▶ Problem details: Show every line below where "JSON" can be found.

▶ Material supplied:

+===+

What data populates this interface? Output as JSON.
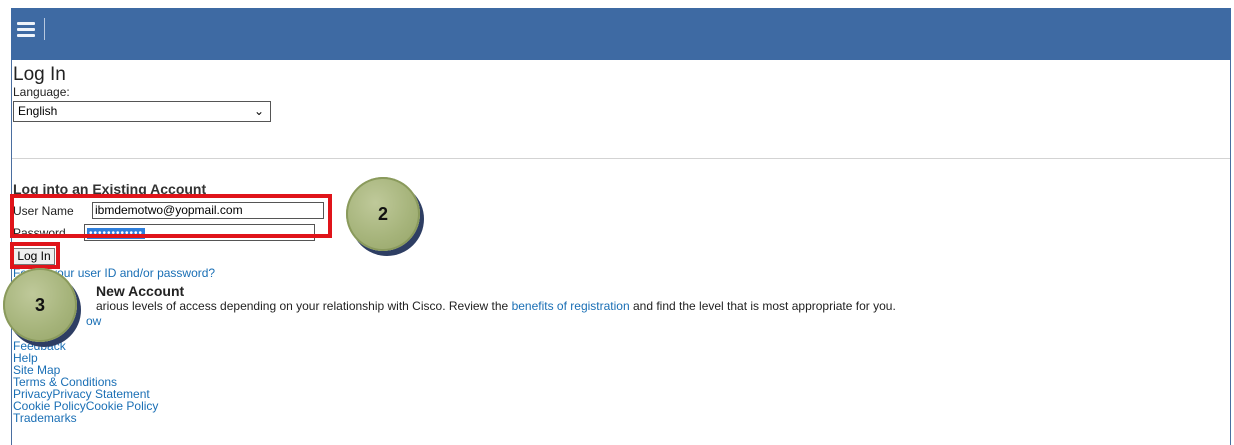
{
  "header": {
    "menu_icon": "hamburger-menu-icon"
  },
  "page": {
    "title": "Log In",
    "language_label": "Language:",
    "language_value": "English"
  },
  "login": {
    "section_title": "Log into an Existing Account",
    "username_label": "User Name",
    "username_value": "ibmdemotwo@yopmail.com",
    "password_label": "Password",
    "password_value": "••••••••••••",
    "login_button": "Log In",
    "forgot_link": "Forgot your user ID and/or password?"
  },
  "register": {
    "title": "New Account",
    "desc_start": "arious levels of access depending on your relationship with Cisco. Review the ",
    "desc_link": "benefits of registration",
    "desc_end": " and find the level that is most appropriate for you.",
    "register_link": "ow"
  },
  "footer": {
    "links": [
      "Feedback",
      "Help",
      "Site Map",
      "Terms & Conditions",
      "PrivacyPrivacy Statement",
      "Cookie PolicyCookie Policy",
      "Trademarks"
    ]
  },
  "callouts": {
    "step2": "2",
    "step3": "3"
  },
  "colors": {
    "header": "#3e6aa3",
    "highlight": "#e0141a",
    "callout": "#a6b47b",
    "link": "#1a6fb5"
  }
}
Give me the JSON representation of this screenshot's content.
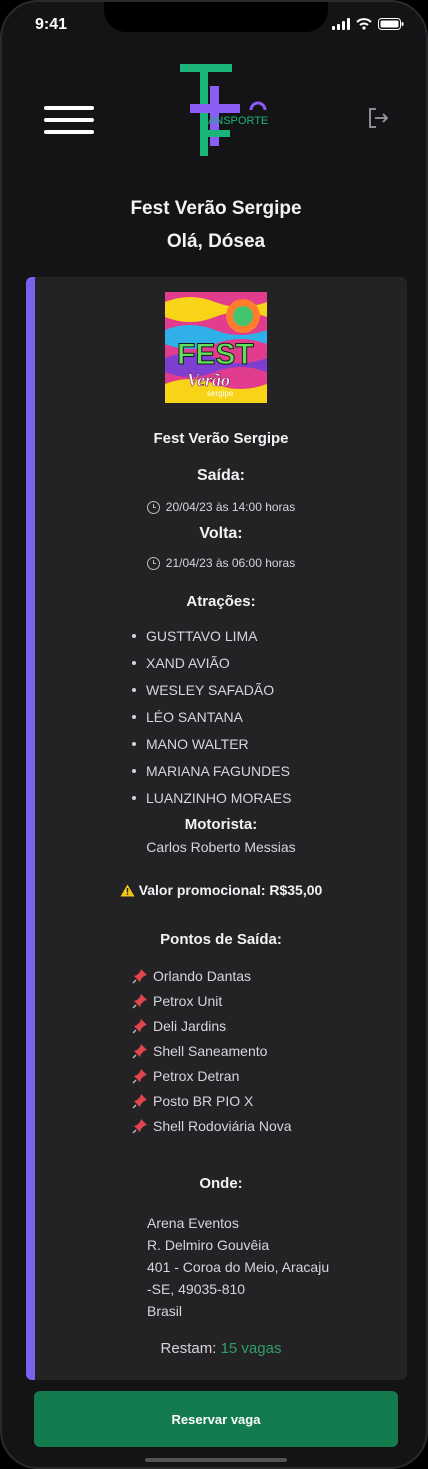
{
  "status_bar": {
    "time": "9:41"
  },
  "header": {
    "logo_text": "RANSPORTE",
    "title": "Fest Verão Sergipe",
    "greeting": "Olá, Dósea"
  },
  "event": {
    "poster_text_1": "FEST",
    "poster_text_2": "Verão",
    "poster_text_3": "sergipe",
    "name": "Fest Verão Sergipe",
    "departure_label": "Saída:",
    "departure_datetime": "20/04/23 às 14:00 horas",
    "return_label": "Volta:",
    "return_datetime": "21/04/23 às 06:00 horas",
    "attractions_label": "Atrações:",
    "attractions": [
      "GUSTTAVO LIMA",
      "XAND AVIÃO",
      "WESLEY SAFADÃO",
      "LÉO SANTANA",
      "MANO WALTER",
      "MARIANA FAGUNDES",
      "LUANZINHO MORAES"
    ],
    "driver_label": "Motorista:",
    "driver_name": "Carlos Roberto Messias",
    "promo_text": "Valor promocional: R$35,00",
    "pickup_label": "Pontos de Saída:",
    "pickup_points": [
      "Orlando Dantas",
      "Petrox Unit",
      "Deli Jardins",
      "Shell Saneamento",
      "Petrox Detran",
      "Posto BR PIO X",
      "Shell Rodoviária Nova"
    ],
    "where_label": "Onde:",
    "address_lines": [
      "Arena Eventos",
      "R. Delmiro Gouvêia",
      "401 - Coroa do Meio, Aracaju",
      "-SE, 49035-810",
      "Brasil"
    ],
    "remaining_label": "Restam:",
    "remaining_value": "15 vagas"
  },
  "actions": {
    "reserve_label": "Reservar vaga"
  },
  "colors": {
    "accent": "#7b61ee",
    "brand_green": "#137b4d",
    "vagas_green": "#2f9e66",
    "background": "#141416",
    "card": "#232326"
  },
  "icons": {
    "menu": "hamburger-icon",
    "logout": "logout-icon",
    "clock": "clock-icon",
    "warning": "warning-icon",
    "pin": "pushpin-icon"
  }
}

+===+

▶ Final result:
What data populates this interface? Output as JSON.
Give me the JSON representation of this screenshot's content.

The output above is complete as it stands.